Exercise details
Your task is to locate every line holding the string "Lifetime" and to copy each of them.

-------- Material to process

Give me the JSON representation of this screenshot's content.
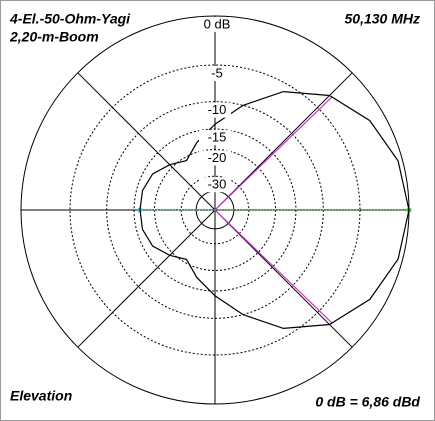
{
  "chart_data": {
    "type": "polar",
    "title": "4-El.-50-Ohm-Yagi",
    "subtitle": "2,20-m-Boom",
    "frequency": "50,130 MHz",
    "plane": "Elevation",
    "reference": "0 dB = 6,86 dBd",
    "scale": "arrl-log",
    "rlim": [
      -40,
      0
    ],
    "rticks": [
      {
        "value": 0,
        "label": "0 dB"
      },
      -5,
      -10,
      -15,
      -20,
      -30
    ],
    "spoke_angles": [
      0,
      45,
      90,
      135,
      180,
      225,
      270,
      315
    ],
    "theta": [
      0,
      15,
      30,
      45,
      60,
      75,
      90,
      105,
      120,
      135,
      150,
      165,
      180,
      195,
      210,
      225,
      240,
      255,
      270,
      285,
      300,
      315,
      330,
      345
    ],
    "series": [
      {
        "color": "#000000",
        "values": [
          0,
          -0.4,
          -1.4,
          -3.1,
          -6,
          -10,
          -14,
          -17.5,
          -21,
          -19,
          -17,
          -16.3,
          -16.3,
          -16.3,
          -17,
          -19,
          -21,
          -17.5,
          -14,
          -10,
          -6,
          -3.1,
          -1.4,
          -0.4
        ]
      }
    ],
    "beamwidth": {
      "angles": [
        44,
        -44
      ],
      "level": -3,
      "color": "#cc33cc"
    },
    "front_color": "#33cc33",
    "back_color": "#33cccc"
  }
}
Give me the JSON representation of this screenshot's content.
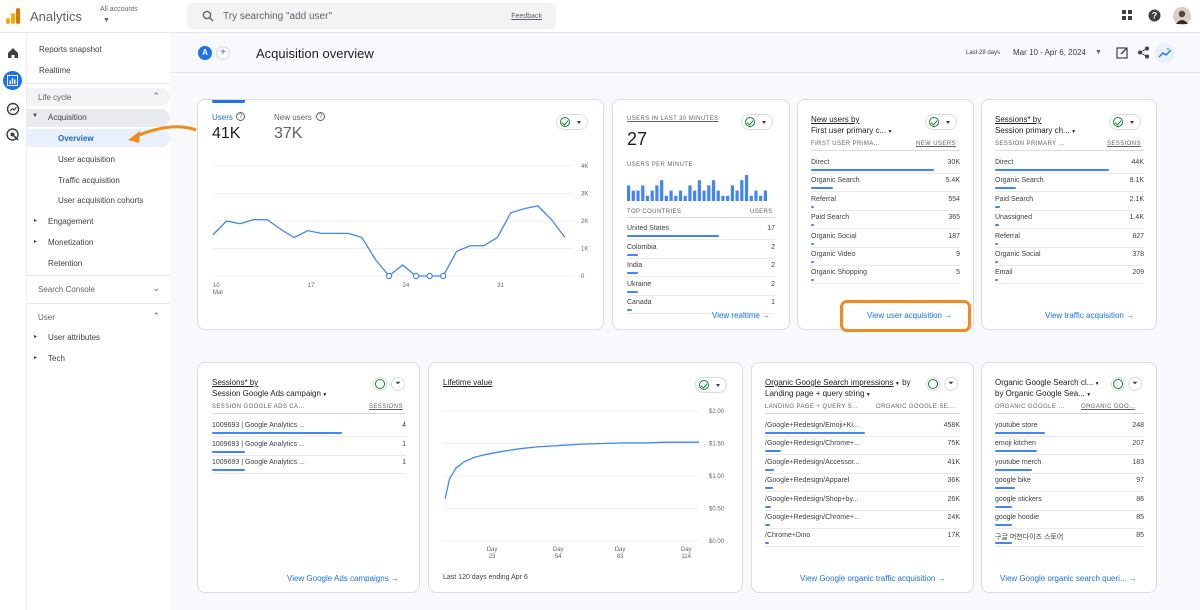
{
  "app": {
    "title": "Analytics",
    "account_label": "All accounts"
  },
  "search": {
    "placeholder": "Try searching \"add user\"",
    "feedback": "Feedback"
  },
  "sidebar": {
    "reports_snapshot": "Reports snapshot",
    "realtime": "Realtime",
    "lifecycle": "Life cycle",
    "acquisition": "Acquisition",
    "overview": "Overview",
    "user_acquisition": "User acquisition",
    "traffic_acquisition": "Traffic acquisition",
    "user_acquisition_cohorts": "User acquisition cohorts",
    "engagement": "Engagement",
    "monetization": "Monetization",
    "retention": "Retention",
    "search_console": "Search Console",
    "user": "User",
    "user_attributes": "User attributes",
    "tech": "Tech"
  },
  "header": {
    "avatar_letter": "A",
    "title": "Acquisition overview",
    "period_label": "Last 28 days",
    "date_range": "Mar 10 - Apr 6, 2024"
  },
  "users_card": {
    "users_label": "Users",
    "users_value": "41K",
    "new_users_label": "New users",
    "new_users_value": "37K",
    "y_ticks": [
      "4K",
      "3K",
      "2K",
      "1K",
      "0"
    ],
    "x_ticks": [
      "10",
      "17",
      "24",
      "31"
    ],
    "x_month": "Mar",
    "chart_data": {
      "type": "line",
      "x": [
        "Mar 10",
        "Mar 11",
        "Mar 12",
        "Mar 13",
        "Mar 14",
        "Mar 15",
        "Mar 16",
        "Mar 17",
        "Mar 18",
        "Mar 19",
        "Mar 20",
        "Mar 21",
        "Mar 22",
        "Mar 23",
        "Mar 24",
        "Mar 25",
        "Mar 26",
        "Mar 27",
        "Mar 28",
        "Mar 29",
        "Mar 30",
        "Mar 31",
        "Apr 1",
        "Apr 2",
        "Apr 3",
        "Apr 4",
        "Apr 5"
      ],
      "series": [
        {
          "name": "Users",
          "values": [
            1500,
            2000,
            1900,
            2050,
            2050,
            1700,
            1400,
            1650,
            1550,
            1550,
            1550,
            1400,
            600,
            0,
            400,
            0,
            0,
            0,
            900,
            1100,
            1100,
            1400,
            2300,
            2450,
            2550,
            2050,
            1400
          ]
        }
      ],
      "ylim": [
        0,
        4000
      ]
    }
  },
  "realtime_card": {
    "heading": "USERS IN LAST 30 MINUTES",
    "value": "27",
    "per_minute": "USERS PER MINUTE",
    "per_minute_bars": [
      3,
      2,
      2,
      3,
      1,
      2,
      3,
      4,
      1,
      2,
      1,
      2,
      1,
      3,
      2,
      4,
      2,
      3,
      4,
      2,
      1,
      1,
      3,
      2,
      4,
      5,
      1,
      2,
      1,
      2
    ],
    "countries_label": "TOP COUNTRIES",
    "users_label": "USERS",
    "rows": [
      {
        "label": "United States",
        "value": "17"
      },
      {
        "label": "Colombia",
        "value": "2"
      },
      {
        "label": "India",
        "value": "2"
      },
      {
        "label": "Ukraine",
        "value": "2"
      },
      {
        "label": "Canada",
        "value": "1"
      }
    ],
    "link": "View realtime"
  },
  "newusers_card": {
    "title1": "New users by",
    "title2": "First user primary c...",
    "col1": "FIRST USER PRIMA...",
    "col2": "NEW USERS",
    "rows": [
      {
        "label": "Direct",
        "value": "30K"
      },
      {
        "label": "Organic Search",
        "value": "5.4K"
      },
      {
        "label": "Referral",
        "value": "554"
      },
      {
        "label": "Paid Search",
        "value": "365"
      },
      {
        "label": "Organic Social",
        "value": "187"
      },
      {
        "label": "Organic Video",
        "value": "9"
      },
      {
        "label": "Organic Shopping",
        "value": "5"
      }
    ],
    "link": "View user acquisition"
  },
  "sessions_card": {
    "title1": "Sessions* by",
    "title2": "Session primary ch...",
    "col1": "SESSION PRIMARY ...",
    "col2": "SESSIONS",
    "rows": [
      {
        "label": "Direct",
        "value": "44K"
      },
      {
        "label": "Organic Search",
        "value": "8.1K"
      },
      {
        "label": "Paid Search",
        "value": "2.1K"
      },
      {
        "label": "Unassigned",
        "value": "1.4K"
      },
      {
        "label": "Referral",
        "value": "827"
      },
      {
        "label": "Organic Social",
        "value": "378"
      },
      {
        "label": "Email",
        "value": "209"
      }
    ],
    "link": "View traffic acquisition"
  },
  "ads_card": {
    "title1": "Sessions* by",
    "title2": "Session Google Ads campaign",
    "col1": "SESSION GOOGLE ADS CA...",
    "col2": "SESSIONS",
    "rows": [
      {
        "label": "1009693 | Google Analytics ...",
        "value": "4"
      },
      {
        "label": "1009693 | Google Analytics ...",
        "value": "1"
      },
      {
        "label": "1009693 | Google Analytics ...",
        "value": "1"
      }
    ],
    "link": "View Google Ads campaigns"
  },
  "ltv_card": {
    "title": "Lifetime value",
    "y_ticks": [
      "$2.00",
      "$1.50",
      "$1.00",
      "$0.50",
      "$0.00"
    ],
    "x_ticks": [
      [
        "Day",
        "23"
      ],
      [
        "Day",
        "54"
      ],
      [
        "Day",
        "83"
      ],
      [
        "Day",
        "114"
      ]
    ],
    "footer": "Last 120 days ending Apr 6",
    "chart_data": {
      "type": "line",
      "x": [
        1,
        3,
        6,
        10,
        15,
        20,
        28,
        36,
        45,
        55,
        65,
        75,
        85,
        95,
        105,
        115,
        120
      ],
      "series": [
        {
          "name": "Lifetime value",
          "values": [
            0.65,
            0.95,
            1.12,
            1.22,
            1.29,
            1.33,
            1.38,
            1.42,
            1.45,
            1.47,
            1.49,
            1.5,
            1.51,
            1.51,
            1.52,
            1.52,
            1.52
          ]
        }
      ],
      "ylim": [
        0,
        2.0
      ]
    }
  },
  "organic_card": {
    "title1": "Organic Google Search impressions",
    "title1_suffix": "by",
    "title2": "Landing page + query string",
    "col1": "LANDING PAGE + QUERY S...",
    "col2": "ORGANIC GOOGLE SE...",
    "rows": [
      {
        "label": "/Google+Redesign/Emoji+Ki...",
        "value": "458K"
      },
      {
        "label": "/Google+Redesign/Chrome+...",
        "value": "75K"
      },
      {
        "label": "/Google+Redesign/Accessor...",
        "value": "41K"
      },
      {
        "label": "/Google+Redesign/Apparel",
        "value": "36K"
      },
      {
        "label": "/Google+Redesign/Shop+by...",
        "value": "26K"
      },
      {
        "label": "/Google+Redesign/Chrome+...",
        "value": "24K"
      },
      {
        "label": "/Chrome+Dino",
        "value": "17K"
      }
    ],
    "link": "View Google organic traffic acquisition"
  },
  "clicks_card": {
    "title1": "Organic Google Search cl...",
    "title2": "by Organic Google Sea...",
    "col1": "ORGANIC GOOGLE ...",
    "col2": "ORGANIC GOO...",
    "rows": [
      {
        "label": "youtube store",
        "value": "248"
      },
      {
        "label": "emoji kitchen",
        "value": "207"
      },
      {
        "label": "youtube merch",
        "value": "183"
      },
      {
        "label": "google bike",
        "value": "97"
      },
      {
        "label": "google stickers",
        "value": "86"
      },
      {
        "label": "google hoodie",
        "value": "85"
      },
      {
        "label": "구글 머천다이즈 스토어",
        "value": "85"
      }
    ],
    "link": "View Google organic search queri..."
  },
  "colors": {
    "accent": "#1a73e8",
    "highlight": "#f28b1c",
    "chart_blue": "#4285f4"
  }
}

----------------

Written reply
    "title": "Lifetime value",
          "name": "Lifetime value",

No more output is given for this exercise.